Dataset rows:

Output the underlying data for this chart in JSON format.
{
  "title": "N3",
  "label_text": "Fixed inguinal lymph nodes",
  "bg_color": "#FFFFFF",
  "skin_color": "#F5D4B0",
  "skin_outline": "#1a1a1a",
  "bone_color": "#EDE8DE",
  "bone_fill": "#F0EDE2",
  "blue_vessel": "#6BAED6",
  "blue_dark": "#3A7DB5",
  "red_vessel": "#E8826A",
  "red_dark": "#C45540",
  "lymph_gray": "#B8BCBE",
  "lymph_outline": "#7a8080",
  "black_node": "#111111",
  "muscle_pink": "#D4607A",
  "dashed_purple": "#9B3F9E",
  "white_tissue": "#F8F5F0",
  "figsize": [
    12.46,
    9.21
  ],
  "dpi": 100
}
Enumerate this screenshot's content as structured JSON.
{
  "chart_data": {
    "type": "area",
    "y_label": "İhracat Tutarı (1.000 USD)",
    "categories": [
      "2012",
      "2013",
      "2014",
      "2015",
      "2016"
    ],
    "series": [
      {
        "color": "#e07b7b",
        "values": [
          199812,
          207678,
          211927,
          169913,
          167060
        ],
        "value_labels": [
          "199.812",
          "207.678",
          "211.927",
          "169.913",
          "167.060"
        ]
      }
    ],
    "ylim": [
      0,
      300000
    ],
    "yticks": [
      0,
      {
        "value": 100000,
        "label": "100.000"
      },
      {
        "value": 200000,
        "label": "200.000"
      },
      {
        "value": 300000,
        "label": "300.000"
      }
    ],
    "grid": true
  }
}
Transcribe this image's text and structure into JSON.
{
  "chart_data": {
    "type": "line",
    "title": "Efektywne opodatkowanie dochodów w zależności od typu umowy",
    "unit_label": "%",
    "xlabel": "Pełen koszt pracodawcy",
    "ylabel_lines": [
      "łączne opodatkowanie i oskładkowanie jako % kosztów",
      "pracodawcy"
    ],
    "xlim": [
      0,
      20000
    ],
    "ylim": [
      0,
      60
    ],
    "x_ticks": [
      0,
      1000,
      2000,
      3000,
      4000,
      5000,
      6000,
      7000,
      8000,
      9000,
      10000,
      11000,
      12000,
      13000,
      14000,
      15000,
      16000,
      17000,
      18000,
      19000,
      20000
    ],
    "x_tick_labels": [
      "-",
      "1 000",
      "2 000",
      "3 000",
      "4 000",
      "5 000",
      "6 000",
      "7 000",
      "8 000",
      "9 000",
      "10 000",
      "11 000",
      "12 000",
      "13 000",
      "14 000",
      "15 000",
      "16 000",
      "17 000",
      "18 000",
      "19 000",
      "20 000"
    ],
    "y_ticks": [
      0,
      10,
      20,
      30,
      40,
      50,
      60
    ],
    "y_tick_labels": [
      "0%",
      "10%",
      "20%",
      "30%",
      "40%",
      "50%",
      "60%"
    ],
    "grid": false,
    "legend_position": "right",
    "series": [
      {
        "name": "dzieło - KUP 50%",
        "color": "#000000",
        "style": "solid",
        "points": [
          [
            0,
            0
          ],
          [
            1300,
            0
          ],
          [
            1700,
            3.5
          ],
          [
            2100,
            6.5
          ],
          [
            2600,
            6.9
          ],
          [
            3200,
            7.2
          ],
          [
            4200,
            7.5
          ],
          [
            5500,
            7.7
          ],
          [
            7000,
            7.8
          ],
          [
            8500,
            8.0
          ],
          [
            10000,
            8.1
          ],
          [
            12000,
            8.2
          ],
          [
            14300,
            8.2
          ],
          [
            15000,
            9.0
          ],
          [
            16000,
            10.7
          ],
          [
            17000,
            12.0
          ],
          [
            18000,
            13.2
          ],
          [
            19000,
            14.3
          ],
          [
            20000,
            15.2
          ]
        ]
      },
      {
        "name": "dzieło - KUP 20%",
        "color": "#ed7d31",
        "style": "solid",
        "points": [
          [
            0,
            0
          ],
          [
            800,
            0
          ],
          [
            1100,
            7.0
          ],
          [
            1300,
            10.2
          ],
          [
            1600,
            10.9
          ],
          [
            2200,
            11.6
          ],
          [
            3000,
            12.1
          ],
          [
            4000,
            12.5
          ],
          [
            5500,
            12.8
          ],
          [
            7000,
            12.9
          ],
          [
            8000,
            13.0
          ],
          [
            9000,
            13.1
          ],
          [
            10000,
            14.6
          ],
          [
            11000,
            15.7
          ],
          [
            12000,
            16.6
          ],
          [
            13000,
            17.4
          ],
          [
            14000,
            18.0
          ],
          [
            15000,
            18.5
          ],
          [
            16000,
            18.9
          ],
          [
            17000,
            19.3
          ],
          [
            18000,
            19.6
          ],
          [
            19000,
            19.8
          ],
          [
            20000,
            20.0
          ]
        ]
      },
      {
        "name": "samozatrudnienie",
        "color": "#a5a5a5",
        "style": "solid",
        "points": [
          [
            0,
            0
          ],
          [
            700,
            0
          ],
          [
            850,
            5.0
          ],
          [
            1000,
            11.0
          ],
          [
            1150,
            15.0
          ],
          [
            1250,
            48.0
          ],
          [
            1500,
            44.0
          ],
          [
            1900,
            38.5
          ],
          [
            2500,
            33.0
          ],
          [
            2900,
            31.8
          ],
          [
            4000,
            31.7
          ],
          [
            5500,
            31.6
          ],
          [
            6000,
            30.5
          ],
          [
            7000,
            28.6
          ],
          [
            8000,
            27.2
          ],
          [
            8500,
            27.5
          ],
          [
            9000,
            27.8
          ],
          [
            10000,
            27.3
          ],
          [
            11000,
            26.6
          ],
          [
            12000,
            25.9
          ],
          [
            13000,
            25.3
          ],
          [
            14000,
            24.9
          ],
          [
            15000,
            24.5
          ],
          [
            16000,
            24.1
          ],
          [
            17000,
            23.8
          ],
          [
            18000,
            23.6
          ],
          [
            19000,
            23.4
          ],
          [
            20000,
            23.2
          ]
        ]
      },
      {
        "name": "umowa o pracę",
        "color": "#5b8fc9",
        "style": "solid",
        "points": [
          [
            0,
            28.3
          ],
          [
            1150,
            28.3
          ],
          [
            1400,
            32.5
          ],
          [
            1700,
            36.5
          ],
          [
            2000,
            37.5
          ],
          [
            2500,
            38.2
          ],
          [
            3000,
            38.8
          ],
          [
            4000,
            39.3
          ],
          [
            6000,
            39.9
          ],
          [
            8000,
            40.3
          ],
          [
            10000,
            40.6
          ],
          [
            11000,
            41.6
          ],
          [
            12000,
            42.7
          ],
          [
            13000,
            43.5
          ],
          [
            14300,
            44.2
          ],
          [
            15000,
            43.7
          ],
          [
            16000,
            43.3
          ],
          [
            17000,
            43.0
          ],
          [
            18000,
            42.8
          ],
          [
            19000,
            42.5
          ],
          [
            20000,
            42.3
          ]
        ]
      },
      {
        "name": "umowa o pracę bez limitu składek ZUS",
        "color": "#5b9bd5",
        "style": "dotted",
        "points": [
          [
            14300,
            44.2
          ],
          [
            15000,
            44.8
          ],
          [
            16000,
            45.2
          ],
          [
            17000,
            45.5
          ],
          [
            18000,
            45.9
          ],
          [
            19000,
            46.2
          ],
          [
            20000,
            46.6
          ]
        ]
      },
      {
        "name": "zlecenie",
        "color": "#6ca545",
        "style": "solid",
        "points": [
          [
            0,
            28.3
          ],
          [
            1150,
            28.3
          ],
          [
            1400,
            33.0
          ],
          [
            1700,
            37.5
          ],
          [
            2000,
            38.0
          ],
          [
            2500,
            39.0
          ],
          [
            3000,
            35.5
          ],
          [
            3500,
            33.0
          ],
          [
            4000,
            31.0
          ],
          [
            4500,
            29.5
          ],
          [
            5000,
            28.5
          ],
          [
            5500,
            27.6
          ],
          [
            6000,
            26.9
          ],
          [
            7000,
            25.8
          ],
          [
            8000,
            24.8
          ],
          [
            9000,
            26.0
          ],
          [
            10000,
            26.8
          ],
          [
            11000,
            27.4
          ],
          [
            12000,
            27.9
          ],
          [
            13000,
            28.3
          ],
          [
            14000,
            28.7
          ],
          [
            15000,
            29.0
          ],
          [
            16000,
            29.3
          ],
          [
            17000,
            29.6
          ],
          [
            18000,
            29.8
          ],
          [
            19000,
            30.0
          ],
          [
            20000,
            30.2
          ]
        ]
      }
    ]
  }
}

● Exercise description
Each line in the listing above that contains "umowa" should be copied.

● Reply to the task
        "name": "umowa o pracę",
        "name": "umowa o pracę bez limitu składek ZUS",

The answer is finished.